[DATA EXCERPTS]
--------------------------------------------------

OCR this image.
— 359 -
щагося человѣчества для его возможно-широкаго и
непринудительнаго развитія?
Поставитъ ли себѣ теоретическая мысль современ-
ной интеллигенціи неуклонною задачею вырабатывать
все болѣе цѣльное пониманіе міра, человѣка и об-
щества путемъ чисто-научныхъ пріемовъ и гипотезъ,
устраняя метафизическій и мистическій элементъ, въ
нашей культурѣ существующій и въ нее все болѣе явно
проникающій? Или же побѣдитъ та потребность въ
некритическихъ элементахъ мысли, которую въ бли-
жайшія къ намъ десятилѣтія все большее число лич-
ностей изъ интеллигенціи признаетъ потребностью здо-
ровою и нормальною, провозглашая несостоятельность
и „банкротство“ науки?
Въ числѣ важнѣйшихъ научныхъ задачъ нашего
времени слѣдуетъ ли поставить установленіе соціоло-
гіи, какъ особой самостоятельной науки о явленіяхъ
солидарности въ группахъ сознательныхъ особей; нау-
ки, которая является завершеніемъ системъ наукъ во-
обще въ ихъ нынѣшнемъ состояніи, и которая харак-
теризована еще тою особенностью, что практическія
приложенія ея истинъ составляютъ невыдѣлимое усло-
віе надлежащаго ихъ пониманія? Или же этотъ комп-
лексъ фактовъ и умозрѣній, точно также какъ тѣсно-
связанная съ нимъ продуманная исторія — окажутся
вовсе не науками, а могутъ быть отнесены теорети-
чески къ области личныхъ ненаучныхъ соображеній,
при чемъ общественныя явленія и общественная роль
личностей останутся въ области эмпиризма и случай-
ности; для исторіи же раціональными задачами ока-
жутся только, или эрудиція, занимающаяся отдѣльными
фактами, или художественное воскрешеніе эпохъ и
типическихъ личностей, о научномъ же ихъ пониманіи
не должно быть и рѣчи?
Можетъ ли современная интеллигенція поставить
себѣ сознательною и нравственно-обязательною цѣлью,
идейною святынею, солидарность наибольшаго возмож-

--------------------------------------------------

[PROBLEM TO WORK ON]
Reproduce the data, keeping every line exactly the same.

[OUTPUT OF THE EXERCISE]
OCR this image.
— 359 -
щагося человѣчества для его возможно-широкаго и
непринудительнаго развитія?
Поставитъ ли себѣ теоретическая мысль современ-
ной интеллигенціи неуклонною задачею вырабатывать
все болѣе цѣльное пониманіе міра, человѣка и об-
щества путемъ чисто-научныхъ пріемовъ и гипотезъ,
устраняя метафизическій и мистическій элементъ, въ
нашей культурѣ существующій и въ нее все болѣе явно
проникающій? Или же побѣдитъ та потребность въ
некритическихъ элементахъ мысли, которую въ бли-
жайшія къ намъ десятилѣтія все большее число лич-
ностей изъ интеллигенціи признаетъ потребностью здо-
ровою и нормальною, провозглашая несостоятельность
и „банкротство“ науки?
Въ числѣ важнѣйшихъ научныхъ задачъ нашего
времени слѣдуетъ ли поставить установленіе соціоло-
гіи, какъ особой самостоятельной науки о явленіяхъ
солидарности въ группахъ сознательныхъ особей; нау-
ки, которая является завершеніемъ системъ наукъ во-
обще въ ихъ нынѣшнемъ состояніи, и которая харак-
теризована еще тою особенностью, что практическія
приложенія ея истинъ составляютъ невыдѣлимое усло-
віе надлежащаго ихъ пониманія? Или же этотъ комп-
лексъ фактовъ и умозрѣній, точно также какъ тѣсно-
связанная съ нимъ продуманная исторія — окажутся
вовсе не науками, а могутъ быть отнесены теорети-
чески къ области личныхъ ненаучныхъ соображеній,
при чемъ общественныя явленія и общественная роль
личностей останутся въ области эмпиризма и случай-
ности; для исторіи же раціональными задачами ока-
жутся только, или эрудиція, занимающаяся отдѣльными
фактами, или художественное воскрешеніе эпохъ и
типическихъ личностей, о научномъ же ихъ пониманіи
не должно быть и рѣчи?
Можетъ ли современная интеллигенція поставить
себѣ сознательною и нравственно-обязательною цѣлью,
идейною святынею, солидарность наибольшаго возмож-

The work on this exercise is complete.